◆ PROMPT
Could you recast every line of the listing below as a numbered list, skipping any blank lines and leaving the picture out of your answer?

◆ DATASET ROWS
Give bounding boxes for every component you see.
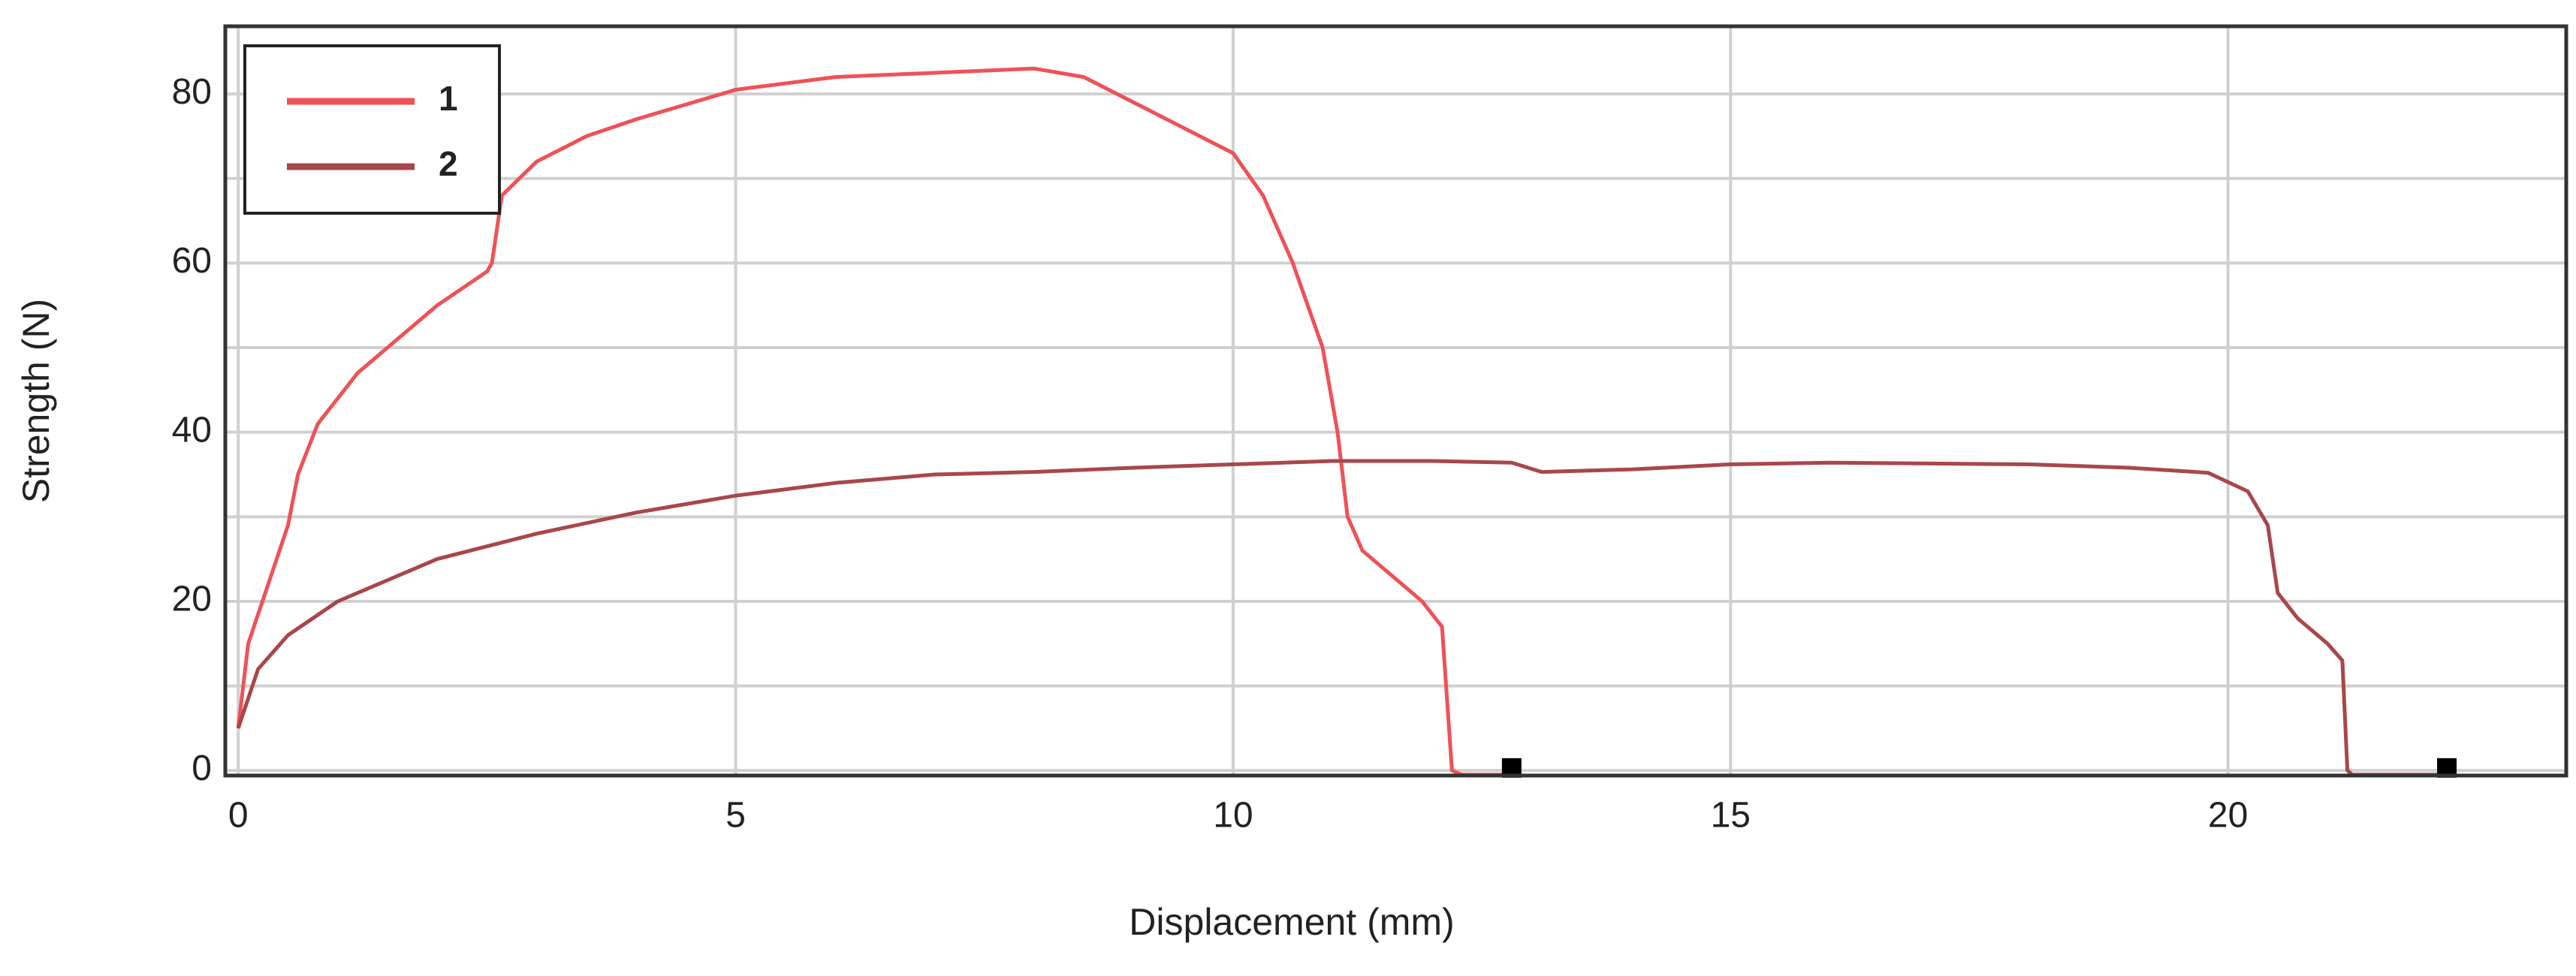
- plot-frame: [223, 24, 2568, 778]
- y-axis-label: Strength (N): [15, 299, 57, 503]
- series-line: [236, 459, 2447, 777]
- x-tick-label: 20: [2208, 796, 2248, 836]
- legend-label: 1: [439, 79, 458, 118]
- x-tick-label: 5: [725, 796, 746, 836]
- y-tick-label: 80: [172, 72, 212, 112]
- y-tick-label: 0: [192, 749, 212, 788]
- x-tick-label: 10: [1213, 796, 1253, 836]
- x-tick-label: 15: [1711, 796, 1751, 836]
- legend-label: 2: [439, 144, 458, 183]
- y-tick-label: 20: [172, 580, 212, 619]
- legend-box: [243, 44, 501, 215]
- series-line: [236, 66, 1512, 777]
- y-tick-label: 40: [172, 410, 212, 450]
- x-axis-label: Displacement (mm): [1129, 901, 1454, 943]
- y-tick-label: 60: [172, 241, 212, 281]
- x-tick-label: 0: [228, 796, 249, 836]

◆ RESULT
1. Give bounding boxes for every component you see.
2. - plot-frame: [223, 24, 2568, 778]
3. - y-axis-label: Strength (N): [15, 299, 57, 503]
4. - series-line: [236, 459, 2447, 777]
5. - x-tick-label: 20: [2208, 796, 2248, 836]
6. - legend-label: 1: [439, 79, 458, 118]
7. - x-tick-label: 5: [725, 796, 746, 836]
8. - y-tick-label: 80: [172, 72, 212, 112]
9. - y-tick-label: 0: [192, 749, 212, 788]
10. - x-tick-label: 10: [1213, 796, 1253, 836]
11. - x-tick-label: 15: [1711, 796, 1751, 836]
12. - legend-label: 2: [439, 144, 458, 183]
13. - y-tick-label: 20: [172, 580, 212, 619]
14. - legend-box: [243, 44, 501, 215]
15. - series-line: [236, 66, 1512, 777]
16. - y-tick-label: 40: [172, 410, 212, 450]
17. - x-axis-label: Displacement (mm): [1129, 901, 1454, 943]
18. - y-tick-label: 60: [172, 241, 212, 281]
19. - x-tick-label: 0: [228, 796, 249, 836]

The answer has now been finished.